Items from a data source
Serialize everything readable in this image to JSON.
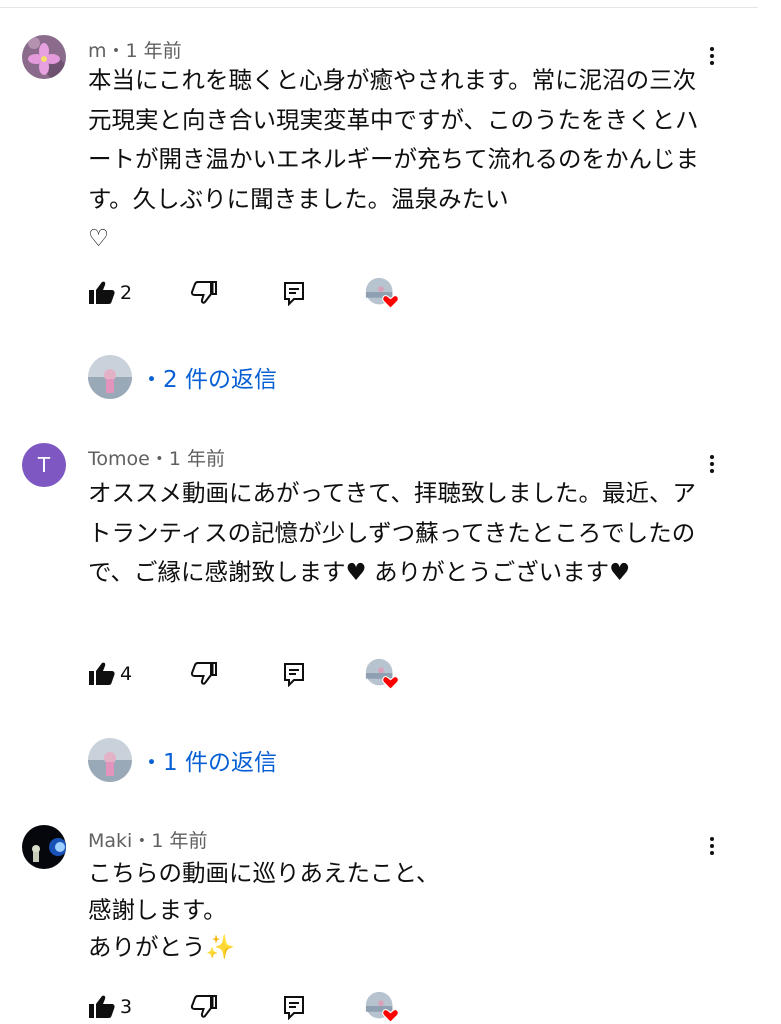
{
  "comments": [
    {
      "author": "m",
      "time": "・1 年前",
      "text": "本当にこれを聴くと心身が癒やされます。常に泥沼の三次元現実と向き合い現実変革中ですが、このうたをきくとハートが開き温かいエネルギーが充ちて流れるのをかんじます。久しぶりに聞きました。温泉みたい\n♡",
      "likes": "2",
      "replies": "・2 件の返信",
      "avatar_icon": "flower-avatar"
    },
    {
      "author": "Tomoe",
      "time": "・1 年前",
      "avatar_letter": "T",
      "text": "オススメ動画にあがってきて、拝聴致しました。最近、アトランティスの記憶が少しずつ蘇ってきたところでしたので、ご縁に感謝致します♥ ありがとうございます♥",
      "likes": "4",
      "replies": "・1 件の返信"
    },
    {
      "author": "Maki",
      "time": "・1 年前",
      "text": "こちらの動画に巡りあえたこと、\n感謝します。\nありがとう✨",
      "likes": "3",
      "avatar_icon": "night-avatar"
    }
  ],
  "icons": {
    "like": "thumb-up-icon",
    "dislike": "thumb-down-icon",
    "reply": "reply-icon",
    "more": "more-vert-icon",
    "creator_heart": "creator-heart-icon"
  },
  "colors": {
    "link": "#065fd4",
    "heart": "#ff0000",
    "letter_avatar": "#7e57c2"
  }
}
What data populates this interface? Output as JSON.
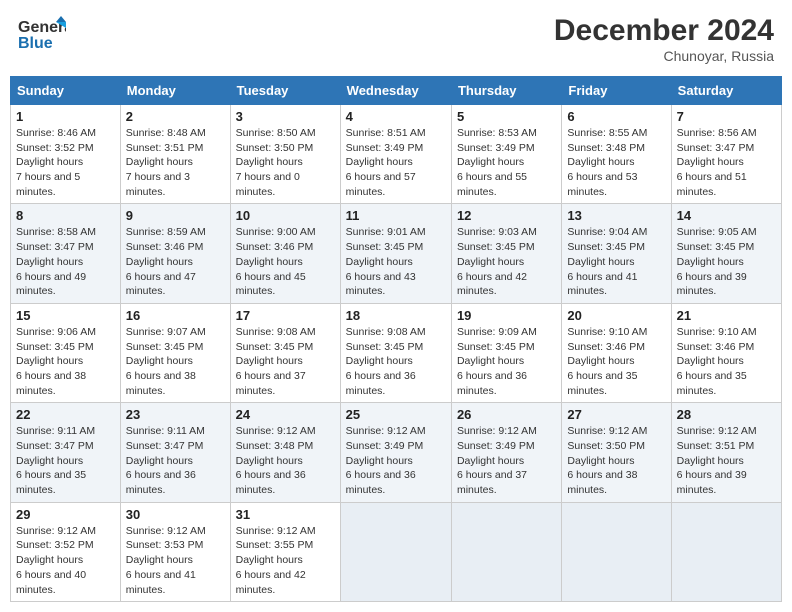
{
  "header": {
    "logo_general": "General",
    "logo_blue": "Blue",
    "title": "December 2024",
    "location": "Chunoyar, Russia"
  },
  "columns": [
    "Sunday",
    "Monday",
    "Tuesday",
    "Wednesday",
    "Thursday",
    "Friday",
    "Saturday"
  ],
  "weeks": [
    [
      {
        "day": "1",
        "sunrise": "8:46 AM",
        "sunset": "3:52 PM",
        "daylight": "7 hours and 5 minutes."
      },
      {
        "day": "2",
        "sunrise": "8:48 AM",
        "sunset": "3:51 PM",
        "daylight": "7 hours and 3 minutes."
      },
      {
        "day": "3",
        "sunrise": "8:50 AM",
        "sunset": "3:50 PM",
        "daylight": "7 hours and 0 minutes."
      },
      {
        "day": "4",
        "sunrise": "8:51 AM",
        "sunset": "3:49 PM",
        "daylight": "6 hours and 57 minutes."
      },
      {
        "day": "5",
        "sunrise": "8:53 AM",
        "sunset": "3:49 PM",
        "daylight": "6 hours and 55 minutes."
      },
      {
        "day": "6",
        "sunrise": "8:55 AM",
        "sunset": "3:48 PM",
        "daylight": "6 hours and 53 minutes."
      },
      {
        "day": "7",
        "sunrise": "8:56 AM",
        "sunset": "3:47 PM",
        "daylight": "6 hours and 51 minutes."
      }
    ],
    [
      {
        "day": "8",
        "sunrise": "8:58 AM",
        "sunset": "3:47 PM",
        "daylight": "6 hours and 49 minutes."
      },
      {
        "day": "9",
        "sunrise": "8:59 AM",
        "sunset": "3:46 PM",
        "daylight": "6 hours and 47 minutes."
      },
      {
        "day": "10",
        "sunrise": "9:00 AM",
        "sunset": "3:46 PM",
        "daylight": "6 hours and 45 minutes."
      },
      {
        "day": "11",
        "sunrise": "9:01 AM",
        "sunset": "3:45 PM",
        "daylight": "6 hours and 43 minutes."
      },
      {
        "day": "12",
        "sunrise": "9:03 AM",
        "sunset": "3:45 PM",
        "daylight": "6 hours and 42 minutes."
      },
      {
        "day": "13",
        "sunrise": "9:04 AM",
        "sunset": "3:45 PM",
        "daylight": "6 hours and 41 minutes."
      },
      {
        "day": "14",
        "sunrise": "9:05 AM",
        "sunset": "3:45 PM",
        "daylight": "6 hours and 39 minutes."
      }
    ],
    [
      {
        "day": "15",
        "sunrise": "9:06 AM",
        "sunset": "3:45 PM",
        "daylight": "6 hours and 38 minutes."
      },
      {
        "day": "16",
        "sunrise": "9:07 AM",
        "sunset": "3:45 PM",
        "daylight": "6 hours and 38 minutes."
      },
      {
        "day": "17",
        "sunrise": "9:08 AM",
        "sunset": "3:45 PM",
        "daylight": "6 hours and 37 minutes."
      },
      {
        "day": "18",
        "sunrise": "9:08 AM",
        "sunset": "3:45 PM",
        "daylight": "6 hours and 36 minutes."
      },
      {
        "day": "19",
        "sunrise": "9:09 AM",
        "sunset": "3:45 PM",
        "daylight": "6 hours and 36 minutes."
      },
      {
        "day": "20",
        "sunrise": "9:10 AM",
        "sunset": "3:46 PM",
        "daylight": "6 hours and 35 minutes."
      },
      {
        "day": "21",
        "sunrise": "9:10 AM",
        "sunset": "3:46 PM",
        "daylight": "6 hours and 35 minutes."
      }
    ],
    [
      {
        "day": "22",
        "sunrise": "9:11 AM",
        "sunset": "3:47 PM",
        "daylight": "6 hours and 35 minutes."
      },
      {
        "day": "23",
        "sunrise": "9:11 AM",
        "sunset": "3:47 PM",
        "daylight": "6 hours and 36 minutes."
      },
      {
        "day": "24",
        "sunrise": "9:12 AM",
        "sunset": "3:48 PM",
        "daylight": "6 hours and 36 minutes."
      },
      {
        "day": "25",
        "sunrise": "9:12 AM",
        "sunset": "3:49 PM",
        "daylight": "6 hours and 36 minutes."
      },
      {
        "day": "26",
        "sunrise": "9:12 AM",
        "sunset": "3:49 PM",
        "daylight": "6 hours and 37 minutes."
      },
      {
        "day": "27",
        "sunrise": "9:12 AM",
        "sunset": "3:50 PM",
        "daylight": "6 hours and 38 minutes."
      },
      {
        "day": "28",
        "sunrise": "9:12 AM",
        "sunset": "3:51 PM",
        "daylight": "6 hours and 39 minutes."
      }
    ],
    [
      {
        "day": "29",
        "sunrise": "9:12 AM",
        "sunset": "3:52 PM",
        "daylight": "6 hours and 40 minutes."
      },
      {
        "day": "30",
        "sunrise": "9:12 AM",
        "sunset": "3:53 PM",
        "daylight": "6 hours and 41 minutes."
      },
      {
        "day": "31",
        "sunrise": "9:12 AM",
        "sunset": "3:55 PM",
        "daylight": "6 hours and 42 minutes."
      },
      null,
      null,
      null,
      null
    ]
  ]
}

AIM OF THE EXERCISE:
Repeat each entry exactly. Pictures do not belong in the copy.

PROBLEM SOLUTION:
Serialize everything readable in this image to JSON.
{
  "comments": [
    {
      "author": "m",
      "time": "・1 年前",
      "text": "本当にこれを聴くと心身が癒やされます。常に泥沼の三次元現実と向き合い現実変革中ですが、このうたをきくとハートが開き温かいエネルギーが充ちて流れるのをかんじます。久しぶりに聞きました。温泉みたい\n♡",
      "likes": "2",
      "replies": "・2 件の返信",
      "avatar_icon": "flower-avatar"
    },
    {
      "author": "Tomoe",
      "time": "・1 年前",
      "avatar_letter": "T",
      "text": "オススメ動画にあがってきて、拝聴致しました。最近、アトランティスの記憶が少しずつ蘇ってきたところでしたので、ご縁に感謝致します♥ ありがとうございます♥",
      "likes": "4",
      "replies": "・1 件の返信"
    },
    {
      "author": "Maki",
      "time": "・1 年前",
      "text": "こちらの動画に巡りあえたこと、\n感謝します。\nありがとう✨",
      "likes": "3",
      "avatar_icon": "night-avatar"
    }
  ],
  "icons": {
    "like": "thumb-up-icon",
    "dislike": "thumb-down-icon",
    "reply": "reply-icon",
    "more": "more-vert-icon",
    "creator_heart": "creator-heart-icon"
  },
  "colors": {
    "link": "#065fd4",
    "heart": "#ff0000",
    "letter_avatar": "#7e57c2"
  }
}
What data populates this interface? Output as JSON.
{
  "header": {
    "logo_general": "General",
    "logo_blue": "Blue",
    "title": "December 2024",
    "location": "Chunoyar, Russia"
  },
  "columns": [
    "Sunday",
    "Monday",
    "Tuesday",
    "Wednesday",
    "Thursday",
    "Friday",
    "Saturday"
  ],
  "weeks": [
    [
      {
        "day": "1",
        "sunrise": "8:46 AM",
        "sunset": "3:52 PM",
        "daylight": "7 hours and 5 minutes."
      },
      {
        "day": "2",
        "sunrise": "8:48 AM",
        "sunset": "3:51 PM",
        "daylight": "7 hours and 3 minutes."
      },
      {
        "day": "3",
        "sunrise": "8:50 AM",
        "sunset": "3:50 PM",
        "daylight": "7 hours and 0 minutes."
      },
      {
        "day": "4",
        "sunrise": "8:51 AM",
        "sunset": "3:49 PM",
        "daylight": "6 hours and 57 minutes."
      },
      {
        "day": "5",
        "sunrise": "8:53 AM",
        "sunset": "3:49 PM",
        "daylight": "6 hours and 55 minutes."
      },
      {
        "day": "6",
        "sunrise": "8:55 AM",
        "sunset": "3:48 PM",
        "daylight": "6 hours and 53 minutes."
      },
      {
        "day": "7",
        "sunrise": "8:56 AM",
        "sunset": "3:47 PM",
        "daylight": "6 hours and 51 minutes."
      }
    ],
    [
      {
        "day": "8",
        "sunrise": "8:58 AM",
        "sunset": "3:47 PM",
        "daylight": "6 hours and 49 minutes."
      },
      {
        "day": "9",
        "sunrise": "8:59 AM",
        "sunset": "3:46 PM",
        "daylight": "6 hours and 47 minutes."
      },
      {
        "day": "10",
        "sunrise": "9:00 AM",
        "sunset": "3:46 PM",
        "daylight": "6 hours and 45 minutes."
      },
      {
        "day": "11",
        "sunrise": "9:01 AM",
        "sunset": "3:45 PM",
        "daylight": "6 hours and 43 minutes."
      },
      {
        "day": "12",
        "sunrise": "9:03 AM",
        "sunset": "3:45 PM",
        "daylight": "6 hours and 42 minutes."
      },
      {
        "day": "13",
        "sunrise": "9:04 AM",
        "sunset": "3:45 PM",
        "daylight": "6 hours and 41 minutes."
      },
      {
        "day": "14",
        "sunrise": "9:05 AM",
        "sunset": "3:45 PM",
        "daylight": "6 hours and 39 minutes."
      }
    ],
    [
      {
        "day": "15",
        "sunrise": "9:06 AM",
        "sunset": "3:45 PM",
        "daylight": "6 hours and 38 minutes."
      },
      {
        "day": "16",
        "sunrise": "9:07 AM",
        "sunset": "3:45 PM",
        "daylight": "6 hours and 38 minutes."
      },
      {
        "day": "17",
        "sunrise": "9:08 AM",
        "sunset": "3:45 PM",
        "daylight": "6 hours and 37 minutes."
      },
      {
        "day": "18",
        "sunrise": "9:08 AM",
        "sunset": "3:45 PM",
        "daylight": "6 hours and 36 minutes."
      },
      {
        "day": "19",
        "sunrise": "9:09 AM",
        "sunset": "3:45 PM",
        "daylight": "6 hours and 36 minutes."
      },
      {
        "day": "20",
        "sunrise": "9:10 AM",
        "sunset": "3:46 PM",
        "daylight": "6 hours and 35 minutes."
      },
      {
        "day": "21",
        "sunrise": "9:10 AM",
        "sunset": "3:46 PM",
        "daylight": "6 hours and 35 minutes."
      }
    ],
    [
      {
        "day": "22",
        "sunrise": "9:11 AM",
        "sunset": "3:47 PM",
        "daylight": "6 hours and 35 minutes."
      },
      {
        "day": "23",
        "sunrise": "9:11 AM",
        "sunset": "3:47 PM",
        "daylight": "6 hours and 36 minutes."
      },
      {
        "day": "24",
        "sunrise": "9:12 AM",
        "sunset": "3:48 PM",
        "daylight": "6 hours and 36 minutes."
      },
      {
        "day": "25",
        "sunrise": "9:12 AM",
        "sunset": "3:49 PM",
        "daylight": "6 hours and 36 minutes."
      },
      {
        "day": "26",
        "sunrise": "9:12 AM",
        "sunset": "3:49 PM",
        "daylight": "6 hours and 37 minutes."
      },
      {
        "day": "27",
        "sunrise": "9:12 AM",
        "sunset": "3:50 PM",
        "daylight": "6 hours and 38 minutes."
      },
      {
        "day": "28",
        "sunrise": "9:12 AM",
        "sunset": "3:51 PM",
        "daylight": "6 hours and 39 minutes."
      }
    ],
    [
      {
        "day": "29",
        "sunrise": "9:12 AM",
        "sunset": "3:52 PM",
        "daylight": "6 hours and 40 minutes."
      },
      {
        "day": "30",
        "sunrise": "9:12 AM",
        "sunset": "3:53 PM",
        "daylight": "6 hours and 41 minutes."
      },
      {
        "day": "31",
        "sunrise": "9:12 AM",
        "sunset": "3:55 PM",
        "daylight": "6 hours and 42 minutes."
      },
      null,
      null,
      null,
      null
    ]
  ]
}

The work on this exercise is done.